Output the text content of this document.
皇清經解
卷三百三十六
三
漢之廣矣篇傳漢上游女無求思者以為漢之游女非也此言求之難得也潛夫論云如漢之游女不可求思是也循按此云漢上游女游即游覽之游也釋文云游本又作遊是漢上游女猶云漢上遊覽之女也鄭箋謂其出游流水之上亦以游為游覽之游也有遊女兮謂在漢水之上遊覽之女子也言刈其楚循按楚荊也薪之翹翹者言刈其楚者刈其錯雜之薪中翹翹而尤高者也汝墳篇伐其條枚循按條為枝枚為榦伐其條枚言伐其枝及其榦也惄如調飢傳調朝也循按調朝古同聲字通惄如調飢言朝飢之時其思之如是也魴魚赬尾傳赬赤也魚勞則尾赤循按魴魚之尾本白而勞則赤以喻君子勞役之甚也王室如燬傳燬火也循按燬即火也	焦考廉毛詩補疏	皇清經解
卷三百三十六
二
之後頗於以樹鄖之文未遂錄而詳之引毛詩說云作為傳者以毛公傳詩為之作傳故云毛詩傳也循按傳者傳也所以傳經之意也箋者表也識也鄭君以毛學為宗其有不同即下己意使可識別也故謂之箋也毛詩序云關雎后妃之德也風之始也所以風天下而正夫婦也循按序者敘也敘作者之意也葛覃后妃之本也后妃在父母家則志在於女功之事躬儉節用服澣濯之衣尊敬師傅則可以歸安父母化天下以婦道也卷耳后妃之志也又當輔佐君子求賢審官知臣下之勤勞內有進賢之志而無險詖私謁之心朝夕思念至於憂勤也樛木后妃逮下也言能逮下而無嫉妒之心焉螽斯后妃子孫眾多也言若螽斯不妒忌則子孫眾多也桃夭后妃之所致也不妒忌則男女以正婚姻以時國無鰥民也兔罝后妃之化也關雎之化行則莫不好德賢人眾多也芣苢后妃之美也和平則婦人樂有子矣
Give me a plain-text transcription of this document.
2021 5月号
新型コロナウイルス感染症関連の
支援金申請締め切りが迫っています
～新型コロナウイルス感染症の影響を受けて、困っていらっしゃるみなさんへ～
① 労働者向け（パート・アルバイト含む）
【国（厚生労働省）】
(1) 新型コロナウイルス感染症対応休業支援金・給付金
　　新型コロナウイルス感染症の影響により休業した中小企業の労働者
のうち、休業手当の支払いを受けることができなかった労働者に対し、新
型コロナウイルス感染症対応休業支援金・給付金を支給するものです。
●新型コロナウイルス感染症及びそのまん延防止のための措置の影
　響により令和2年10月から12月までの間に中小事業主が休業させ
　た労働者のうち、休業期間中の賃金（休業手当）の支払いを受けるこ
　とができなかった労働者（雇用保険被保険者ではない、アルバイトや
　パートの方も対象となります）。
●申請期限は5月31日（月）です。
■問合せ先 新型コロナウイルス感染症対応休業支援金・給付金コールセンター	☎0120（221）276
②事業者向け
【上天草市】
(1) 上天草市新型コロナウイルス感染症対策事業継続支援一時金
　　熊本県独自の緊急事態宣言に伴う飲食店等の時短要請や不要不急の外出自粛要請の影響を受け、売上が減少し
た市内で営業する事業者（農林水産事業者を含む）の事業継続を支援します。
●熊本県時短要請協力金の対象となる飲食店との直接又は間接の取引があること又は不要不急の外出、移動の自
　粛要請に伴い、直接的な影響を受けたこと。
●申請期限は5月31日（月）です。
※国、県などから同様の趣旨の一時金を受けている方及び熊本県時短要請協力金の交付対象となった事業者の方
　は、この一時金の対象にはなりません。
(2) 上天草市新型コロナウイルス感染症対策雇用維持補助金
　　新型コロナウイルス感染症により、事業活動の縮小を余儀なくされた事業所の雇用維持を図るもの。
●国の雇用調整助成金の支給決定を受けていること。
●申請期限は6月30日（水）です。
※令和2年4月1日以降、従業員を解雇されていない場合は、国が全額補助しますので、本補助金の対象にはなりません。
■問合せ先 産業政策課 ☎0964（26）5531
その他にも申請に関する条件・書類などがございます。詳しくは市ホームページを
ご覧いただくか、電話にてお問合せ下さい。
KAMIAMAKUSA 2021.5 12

------------------------------------------------------------------------

> [What to produce]:
How many lines of the records contain the string "text"? Respond with the number alone.

> [Problem solution]:
2